#### Challenge:
Check each line below for the word "bookings", and copy those that have it.
## Start
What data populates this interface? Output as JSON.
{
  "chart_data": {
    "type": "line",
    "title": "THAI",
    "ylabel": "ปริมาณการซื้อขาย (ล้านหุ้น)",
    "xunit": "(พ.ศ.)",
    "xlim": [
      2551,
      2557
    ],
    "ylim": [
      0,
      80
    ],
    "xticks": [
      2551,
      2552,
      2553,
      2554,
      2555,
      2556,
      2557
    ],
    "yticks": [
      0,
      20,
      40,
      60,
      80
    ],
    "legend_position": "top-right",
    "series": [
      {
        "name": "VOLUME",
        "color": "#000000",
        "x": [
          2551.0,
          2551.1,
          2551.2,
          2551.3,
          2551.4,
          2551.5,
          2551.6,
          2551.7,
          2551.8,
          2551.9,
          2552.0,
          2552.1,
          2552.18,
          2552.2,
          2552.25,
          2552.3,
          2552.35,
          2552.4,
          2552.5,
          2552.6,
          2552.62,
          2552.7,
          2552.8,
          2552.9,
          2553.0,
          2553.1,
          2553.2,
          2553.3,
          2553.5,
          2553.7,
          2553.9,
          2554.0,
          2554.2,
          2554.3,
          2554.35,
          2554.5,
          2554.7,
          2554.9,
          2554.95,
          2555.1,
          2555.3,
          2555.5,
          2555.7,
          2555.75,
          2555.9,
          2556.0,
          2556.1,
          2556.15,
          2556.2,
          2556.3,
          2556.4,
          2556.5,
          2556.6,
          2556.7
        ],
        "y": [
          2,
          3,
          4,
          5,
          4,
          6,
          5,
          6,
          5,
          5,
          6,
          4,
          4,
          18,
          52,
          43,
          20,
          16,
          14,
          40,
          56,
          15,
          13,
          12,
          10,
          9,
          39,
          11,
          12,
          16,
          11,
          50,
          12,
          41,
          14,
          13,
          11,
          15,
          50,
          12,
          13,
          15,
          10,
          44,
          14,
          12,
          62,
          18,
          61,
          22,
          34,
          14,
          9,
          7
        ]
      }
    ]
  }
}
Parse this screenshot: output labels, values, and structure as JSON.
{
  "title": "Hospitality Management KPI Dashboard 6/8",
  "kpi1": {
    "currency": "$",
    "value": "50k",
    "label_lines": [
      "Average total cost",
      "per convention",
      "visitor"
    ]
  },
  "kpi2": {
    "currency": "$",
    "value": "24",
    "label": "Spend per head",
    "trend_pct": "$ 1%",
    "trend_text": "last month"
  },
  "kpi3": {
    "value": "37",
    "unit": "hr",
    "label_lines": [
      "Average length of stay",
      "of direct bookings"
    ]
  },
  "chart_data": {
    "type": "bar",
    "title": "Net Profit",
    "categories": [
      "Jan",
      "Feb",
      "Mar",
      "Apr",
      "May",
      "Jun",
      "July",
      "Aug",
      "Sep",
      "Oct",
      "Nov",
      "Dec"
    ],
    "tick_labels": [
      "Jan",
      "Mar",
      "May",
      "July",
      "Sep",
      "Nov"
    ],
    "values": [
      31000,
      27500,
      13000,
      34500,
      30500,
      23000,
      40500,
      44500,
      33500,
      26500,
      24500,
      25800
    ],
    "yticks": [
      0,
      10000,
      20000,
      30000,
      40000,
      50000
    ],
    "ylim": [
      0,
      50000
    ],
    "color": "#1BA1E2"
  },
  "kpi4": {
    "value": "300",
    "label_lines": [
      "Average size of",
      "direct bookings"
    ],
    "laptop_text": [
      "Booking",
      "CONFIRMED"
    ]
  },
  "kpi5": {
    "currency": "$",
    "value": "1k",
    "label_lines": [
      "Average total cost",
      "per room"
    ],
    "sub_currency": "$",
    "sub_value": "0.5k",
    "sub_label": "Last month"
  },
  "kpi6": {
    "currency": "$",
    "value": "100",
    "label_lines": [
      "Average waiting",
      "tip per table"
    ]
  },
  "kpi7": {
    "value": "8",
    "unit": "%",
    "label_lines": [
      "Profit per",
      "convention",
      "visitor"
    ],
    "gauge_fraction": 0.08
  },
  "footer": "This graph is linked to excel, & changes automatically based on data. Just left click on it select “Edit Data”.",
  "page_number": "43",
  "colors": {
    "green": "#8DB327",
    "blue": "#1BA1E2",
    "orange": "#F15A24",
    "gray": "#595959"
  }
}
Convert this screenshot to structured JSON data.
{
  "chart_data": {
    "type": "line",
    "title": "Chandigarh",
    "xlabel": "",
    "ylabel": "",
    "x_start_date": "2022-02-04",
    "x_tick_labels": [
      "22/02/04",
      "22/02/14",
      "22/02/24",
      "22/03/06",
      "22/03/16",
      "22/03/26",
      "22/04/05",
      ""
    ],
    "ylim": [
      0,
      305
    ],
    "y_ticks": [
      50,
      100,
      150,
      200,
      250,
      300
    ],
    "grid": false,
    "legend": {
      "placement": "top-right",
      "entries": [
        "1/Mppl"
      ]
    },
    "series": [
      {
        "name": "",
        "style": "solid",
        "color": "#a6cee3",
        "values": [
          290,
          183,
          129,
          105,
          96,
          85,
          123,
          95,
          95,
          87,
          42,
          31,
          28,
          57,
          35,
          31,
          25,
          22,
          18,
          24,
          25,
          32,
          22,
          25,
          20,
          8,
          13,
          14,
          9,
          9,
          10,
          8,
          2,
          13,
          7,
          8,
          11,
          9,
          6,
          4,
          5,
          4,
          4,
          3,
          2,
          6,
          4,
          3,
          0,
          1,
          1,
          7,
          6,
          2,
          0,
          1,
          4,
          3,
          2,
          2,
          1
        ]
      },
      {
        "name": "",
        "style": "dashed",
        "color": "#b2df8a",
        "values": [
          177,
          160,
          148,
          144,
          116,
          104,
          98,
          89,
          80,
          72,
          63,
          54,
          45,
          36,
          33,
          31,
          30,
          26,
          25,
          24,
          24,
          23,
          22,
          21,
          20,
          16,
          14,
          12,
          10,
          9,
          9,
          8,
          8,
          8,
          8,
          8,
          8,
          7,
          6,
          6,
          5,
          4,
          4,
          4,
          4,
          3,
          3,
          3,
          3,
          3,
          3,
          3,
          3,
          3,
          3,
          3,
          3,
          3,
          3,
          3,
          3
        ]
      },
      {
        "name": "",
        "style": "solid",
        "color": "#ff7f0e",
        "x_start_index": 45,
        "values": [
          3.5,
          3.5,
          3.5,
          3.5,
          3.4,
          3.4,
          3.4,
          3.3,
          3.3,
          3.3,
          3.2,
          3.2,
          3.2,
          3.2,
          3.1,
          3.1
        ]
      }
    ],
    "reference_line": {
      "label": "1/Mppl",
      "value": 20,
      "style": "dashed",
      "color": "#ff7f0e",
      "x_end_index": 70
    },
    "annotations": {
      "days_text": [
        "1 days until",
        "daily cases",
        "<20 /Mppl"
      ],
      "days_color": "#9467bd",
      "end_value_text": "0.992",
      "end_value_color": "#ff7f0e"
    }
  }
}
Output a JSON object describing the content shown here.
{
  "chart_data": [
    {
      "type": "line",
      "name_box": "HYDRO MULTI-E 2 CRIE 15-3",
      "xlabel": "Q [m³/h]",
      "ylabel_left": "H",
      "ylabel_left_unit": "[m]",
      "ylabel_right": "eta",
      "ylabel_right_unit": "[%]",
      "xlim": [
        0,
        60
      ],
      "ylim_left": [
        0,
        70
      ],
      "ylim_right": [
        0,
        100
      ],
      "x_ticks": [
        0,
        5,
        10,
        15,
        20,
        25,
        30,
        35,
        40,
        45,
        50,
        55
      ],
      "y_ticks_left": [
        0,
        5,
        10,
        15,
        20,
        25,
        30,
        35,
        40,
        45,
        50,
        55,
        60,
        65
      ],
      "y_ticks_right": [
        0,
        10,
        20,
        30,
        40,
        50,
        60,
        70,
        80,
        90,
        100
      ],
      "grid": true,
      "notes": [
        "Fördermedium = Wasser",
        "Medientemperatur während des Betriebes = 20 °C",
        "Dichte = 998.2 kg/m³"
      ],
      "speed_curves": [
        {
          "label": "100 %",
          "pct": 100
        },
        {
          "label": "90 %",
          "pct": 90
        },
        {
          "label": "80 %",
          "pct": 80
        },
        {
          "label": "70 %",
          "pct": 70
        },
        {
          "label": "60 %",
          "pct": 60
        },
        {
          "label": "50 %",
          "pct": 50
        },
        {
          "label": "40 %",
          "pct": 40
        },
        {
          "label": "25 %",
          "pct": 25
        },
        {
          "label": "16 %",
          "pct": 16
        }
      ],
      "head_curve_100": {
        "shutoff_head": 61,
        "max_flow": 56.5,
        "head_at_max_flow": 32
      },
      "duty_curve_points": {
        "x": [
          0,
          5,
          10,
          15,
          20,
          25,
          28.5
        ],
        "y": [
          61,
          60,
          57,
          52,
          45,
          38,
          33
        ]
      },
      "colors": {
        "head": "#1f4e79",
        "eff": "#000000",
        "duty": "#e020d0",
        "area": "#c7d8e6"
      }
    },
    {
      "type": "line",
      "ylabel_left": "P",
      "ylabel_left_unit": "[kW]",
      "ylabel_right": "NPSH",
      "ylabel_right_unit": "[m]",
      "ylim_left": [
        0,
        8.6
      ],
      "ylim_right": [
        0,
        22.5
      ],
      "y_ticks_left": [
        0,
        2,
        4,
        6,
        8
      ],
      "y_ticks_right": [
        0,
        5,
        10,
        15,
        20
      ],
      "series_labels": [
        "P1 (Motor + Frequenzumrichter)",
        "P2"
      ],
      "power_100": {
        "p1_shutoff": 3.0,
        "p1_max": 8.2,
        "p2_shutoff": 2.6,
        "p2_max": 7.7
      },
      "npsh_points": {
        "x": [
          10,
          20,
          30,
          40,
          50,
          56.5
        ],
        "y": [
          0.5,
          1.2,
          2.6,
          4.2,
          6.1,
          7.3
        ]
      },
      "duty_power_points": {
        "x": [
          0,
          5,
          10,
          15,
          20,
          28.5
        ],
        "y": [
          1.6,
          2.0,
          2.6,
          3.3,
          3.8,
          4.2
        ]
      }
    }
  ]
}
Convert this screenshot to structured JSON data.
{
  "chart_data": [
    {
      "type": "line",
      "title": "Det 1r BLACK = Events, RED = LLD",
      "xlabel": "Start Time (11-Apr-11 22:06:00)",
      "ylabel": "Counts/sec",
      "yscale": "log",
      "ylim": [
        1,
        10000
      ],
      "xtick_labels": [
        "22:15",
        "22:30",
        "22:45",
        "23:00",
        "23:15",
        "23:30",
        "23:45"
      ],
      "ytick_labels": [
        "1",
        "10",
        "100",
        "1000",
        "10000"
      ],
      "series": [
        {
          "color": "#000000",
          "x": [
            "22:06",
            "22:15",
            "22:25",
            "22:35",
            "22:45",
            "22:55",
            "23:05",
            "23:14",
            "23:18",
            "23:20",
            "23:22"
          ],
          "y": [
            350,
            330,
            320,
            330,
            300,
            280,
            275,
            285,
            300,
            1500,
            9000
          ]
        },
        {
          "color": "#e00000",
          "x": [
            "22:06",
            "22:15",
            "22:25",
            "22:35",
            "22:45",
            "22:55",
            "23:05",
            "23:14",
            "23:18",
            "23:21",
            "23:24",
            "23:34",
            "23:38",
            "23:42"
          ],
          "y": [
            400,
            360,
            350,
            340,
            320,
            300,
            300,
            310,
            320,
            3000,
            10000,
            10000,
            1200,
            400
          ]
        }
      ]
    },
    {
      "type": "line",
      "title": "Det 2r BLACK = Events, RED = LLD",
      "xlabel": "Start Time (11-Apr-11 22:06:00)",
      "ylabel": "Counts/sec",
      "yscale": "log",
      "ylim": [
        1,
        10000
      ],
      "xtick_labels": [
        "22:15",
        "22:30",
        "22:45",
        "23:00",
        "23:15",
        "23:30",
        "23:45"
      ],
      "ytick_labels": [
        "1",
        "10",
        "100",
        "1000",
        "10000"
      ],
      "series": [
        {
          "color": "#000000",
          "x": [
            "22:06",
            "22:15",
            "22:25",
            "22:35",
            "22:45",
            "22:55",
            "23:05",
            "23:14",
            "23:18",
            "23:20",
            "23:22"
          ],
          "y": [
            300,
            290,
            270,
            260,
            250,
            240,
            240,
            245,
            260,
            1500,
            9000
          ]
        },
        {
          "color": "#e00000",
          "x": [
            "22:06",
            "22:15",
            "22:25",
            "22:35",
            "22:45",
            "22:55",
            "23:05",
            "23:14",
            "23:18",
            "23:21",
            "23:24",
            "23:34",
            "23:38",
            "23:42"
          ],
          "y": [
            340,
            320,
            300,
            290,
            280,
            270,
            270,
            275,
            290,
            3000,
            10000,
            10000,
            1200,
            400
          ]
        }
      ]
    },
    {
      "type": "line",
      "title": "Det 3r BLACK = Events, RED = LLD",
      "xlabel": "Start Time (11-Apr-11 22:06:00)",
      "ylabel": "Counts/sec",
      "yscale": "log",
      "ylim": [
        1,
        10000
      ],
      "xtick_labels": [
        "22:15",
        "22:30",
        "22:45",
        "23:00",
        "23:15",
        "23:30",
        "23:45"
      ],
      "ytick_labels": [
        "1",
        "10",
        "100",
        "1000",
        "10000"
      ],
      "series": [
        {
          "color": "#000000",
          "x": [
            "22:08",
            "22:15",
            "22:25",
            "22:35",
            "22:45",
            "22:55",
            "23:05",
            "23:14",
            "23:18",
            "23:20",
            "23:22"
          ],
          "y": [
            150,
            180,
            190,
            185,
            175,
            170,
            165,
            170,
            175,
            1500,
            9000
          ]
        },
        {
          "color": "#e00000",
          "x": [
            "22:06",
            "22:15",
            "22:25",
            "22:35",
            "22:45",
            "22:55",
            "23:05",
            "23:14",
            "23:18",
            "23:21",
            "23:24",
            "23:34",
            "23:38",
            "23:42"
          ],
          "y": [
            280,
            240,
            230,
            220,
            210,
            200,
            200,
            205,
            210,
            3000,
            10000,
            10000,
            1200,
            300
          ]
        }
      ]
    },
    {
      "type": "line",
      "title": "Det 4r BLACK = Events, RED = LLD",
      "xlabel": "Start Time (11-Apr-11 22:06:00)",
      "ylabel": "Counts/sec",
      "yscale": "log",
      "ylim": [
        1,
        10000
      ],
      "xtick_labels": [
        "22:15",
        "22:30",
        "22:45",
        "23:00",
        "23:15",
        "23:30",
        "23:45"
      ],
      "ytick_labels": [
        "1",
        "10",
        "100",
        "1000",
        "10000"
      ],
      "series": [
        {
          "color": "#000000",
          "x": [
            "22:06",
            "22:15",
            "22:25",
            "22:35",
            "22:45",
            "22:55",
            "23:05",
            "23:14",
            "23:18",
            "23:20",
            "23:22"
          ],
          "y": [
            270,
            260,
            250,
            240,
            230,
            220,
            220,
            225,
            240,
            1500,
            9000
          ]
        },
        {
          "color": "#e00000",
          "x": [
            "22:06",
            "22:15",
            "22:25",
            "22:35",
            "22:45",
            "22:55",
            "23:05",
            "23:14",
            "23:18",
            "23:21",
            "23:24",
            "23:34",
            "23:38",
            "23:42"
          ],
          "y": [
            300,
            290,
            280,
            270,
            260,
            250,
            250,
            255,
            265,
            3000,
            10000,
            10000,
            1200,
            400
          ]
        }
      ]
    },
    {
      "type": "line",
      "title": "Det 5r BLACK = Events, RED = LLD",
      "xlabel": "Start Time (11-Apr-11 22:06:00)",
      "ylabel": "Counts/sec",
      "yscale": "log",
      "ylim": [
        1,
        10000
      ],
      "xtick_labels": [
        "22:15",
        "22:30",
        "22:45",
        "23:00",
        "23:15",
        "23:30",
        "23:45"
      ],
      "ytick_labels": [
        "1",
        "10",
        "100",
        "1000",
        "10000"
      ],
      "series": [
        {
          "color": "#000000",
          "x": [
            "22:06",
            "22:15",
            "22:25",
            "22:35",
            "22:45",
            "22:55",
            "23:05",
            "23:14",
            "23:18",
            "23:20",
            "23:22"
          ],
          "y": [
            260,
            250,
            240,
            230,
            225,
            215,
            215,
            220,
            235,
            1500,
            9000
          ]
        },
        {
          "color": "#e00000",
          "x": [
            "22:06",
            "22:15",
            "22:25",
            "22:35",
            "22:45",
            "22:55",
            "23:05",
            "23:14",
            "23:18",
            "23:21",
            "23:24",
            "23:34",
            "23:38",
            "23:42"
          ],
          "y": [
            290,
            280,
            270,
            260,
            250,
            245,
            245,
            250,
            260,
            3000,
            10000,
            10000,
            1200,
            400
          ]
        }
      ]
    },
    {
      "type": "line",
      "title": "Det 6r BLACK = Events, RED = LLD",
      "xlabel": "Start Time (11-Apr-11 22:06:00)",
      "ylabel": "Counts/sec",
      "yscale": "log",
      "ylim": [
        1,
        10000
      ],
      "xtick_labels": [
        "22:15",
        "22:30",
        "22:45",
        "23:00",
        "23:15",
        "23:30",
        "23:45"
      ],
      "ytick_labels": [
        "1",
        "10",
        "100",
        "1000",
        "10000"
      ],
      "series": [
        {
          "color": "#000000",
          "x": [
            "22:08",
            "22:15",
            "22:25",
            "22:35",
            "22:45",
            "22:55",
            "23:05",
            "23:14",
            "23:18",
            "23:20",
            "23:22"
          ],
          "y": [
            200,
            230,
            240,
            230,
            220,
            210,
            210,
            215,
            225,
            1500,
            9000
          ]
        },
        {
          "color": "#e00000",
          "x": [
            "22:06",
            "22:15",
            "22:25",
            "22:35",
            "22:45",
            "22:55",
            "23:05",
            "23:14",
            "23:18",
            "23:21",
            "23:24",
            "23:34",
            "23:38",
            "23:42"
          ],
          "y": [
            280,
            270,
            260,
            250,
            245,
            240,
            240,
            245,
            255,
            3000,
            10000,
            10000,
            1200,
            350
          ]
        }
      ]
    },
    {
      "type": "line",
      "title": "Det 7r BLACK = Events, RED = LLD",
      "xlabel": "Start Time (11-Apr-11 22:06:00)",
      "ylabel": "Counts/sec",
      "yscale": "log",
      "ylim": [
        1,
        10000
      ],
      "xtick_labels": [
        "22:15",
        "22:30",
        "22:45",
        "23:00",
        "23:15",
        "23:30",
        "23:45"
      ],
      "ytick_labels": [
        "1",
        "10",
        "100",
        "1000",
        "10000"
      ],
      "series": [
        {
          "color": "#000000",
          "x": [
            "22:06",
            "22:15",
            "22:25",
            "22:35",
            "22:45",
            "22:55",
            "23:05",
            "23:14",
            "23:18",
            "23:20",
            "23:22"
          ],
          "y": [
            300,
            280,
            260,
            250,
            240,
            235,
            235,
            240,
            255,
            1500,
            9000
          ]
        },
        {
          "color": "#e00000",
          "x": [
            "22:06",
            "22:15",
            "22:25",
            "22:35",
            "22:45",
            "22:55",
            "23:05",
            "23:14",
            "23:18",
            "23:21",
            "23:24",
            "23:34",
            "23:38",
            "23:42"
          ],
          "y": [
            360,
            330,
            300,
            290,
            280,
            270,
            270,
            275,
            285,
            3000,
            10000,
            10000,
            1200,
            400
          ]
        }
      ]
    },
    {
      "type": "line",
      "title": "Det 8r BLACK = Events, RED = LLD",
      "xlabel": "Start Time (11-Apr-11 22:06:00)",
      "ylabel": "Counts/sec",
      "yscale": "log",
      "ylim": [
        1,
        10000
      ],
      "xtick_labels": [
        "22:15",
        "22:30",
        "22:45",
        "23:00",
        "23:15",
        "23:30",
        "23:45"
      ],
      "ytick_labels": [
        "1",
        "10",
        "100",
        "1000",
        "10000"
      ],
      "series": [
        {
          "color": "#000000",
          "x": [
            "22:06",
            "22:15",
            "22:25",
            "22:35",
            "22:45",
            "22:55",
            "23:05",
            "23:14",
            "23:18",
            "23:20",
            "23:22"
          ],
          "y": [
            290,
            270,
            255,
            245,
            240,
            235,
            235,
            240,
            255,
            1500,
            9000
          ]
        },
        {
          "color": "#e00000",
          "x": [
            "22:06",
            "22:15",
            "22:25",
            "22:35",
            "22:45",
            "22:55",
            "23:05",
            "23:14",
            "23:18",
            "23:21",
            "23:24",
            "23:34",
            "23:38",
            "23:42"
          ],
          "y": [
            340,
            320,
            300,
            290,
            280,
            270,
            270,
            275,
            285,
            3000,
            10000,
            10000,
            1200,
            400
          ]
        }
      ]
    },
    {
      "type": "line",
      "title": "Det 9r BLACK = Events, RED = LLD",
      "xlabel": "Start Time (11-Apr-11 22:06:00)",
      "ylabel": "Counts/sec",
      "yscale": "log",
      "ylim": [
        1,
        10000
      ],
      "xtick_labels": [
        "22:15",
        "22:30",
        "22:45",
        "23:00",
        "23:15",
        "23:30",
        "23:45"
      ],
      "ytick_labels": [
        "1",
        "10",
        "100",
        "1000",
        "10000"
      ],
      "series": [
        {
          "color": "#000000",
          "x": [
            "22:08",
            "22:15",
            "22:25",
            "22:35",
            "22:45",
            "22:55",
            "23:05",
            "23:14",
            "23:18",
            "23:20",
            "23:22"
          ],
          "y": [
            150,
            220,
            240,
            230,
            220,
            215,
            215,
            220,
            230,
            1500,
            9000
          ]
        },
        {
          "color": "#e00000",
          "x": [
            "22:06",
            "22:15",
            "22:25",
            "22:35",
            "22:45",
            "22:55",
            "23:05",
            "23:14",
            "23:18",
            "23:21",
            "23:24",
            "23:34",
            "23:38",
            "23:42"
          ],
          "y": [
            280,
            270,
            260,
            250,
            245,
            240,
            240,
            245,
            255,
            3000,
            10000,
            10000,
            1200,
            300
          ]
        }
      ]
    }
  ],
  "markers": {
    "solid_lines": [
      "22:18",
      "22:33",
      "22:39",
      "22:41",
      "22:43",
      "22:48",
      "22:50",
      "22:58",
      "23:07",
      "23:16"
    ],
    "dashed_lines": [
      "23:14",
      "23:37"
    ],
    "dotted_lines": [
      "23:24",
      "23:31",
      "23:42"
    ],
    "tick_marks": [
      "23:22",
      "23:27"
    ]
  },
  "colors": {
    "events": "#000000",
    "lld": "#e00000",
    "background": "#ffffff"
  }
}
## End
#### Reply to the task:
      "of direct bookings"
      "direct bookings"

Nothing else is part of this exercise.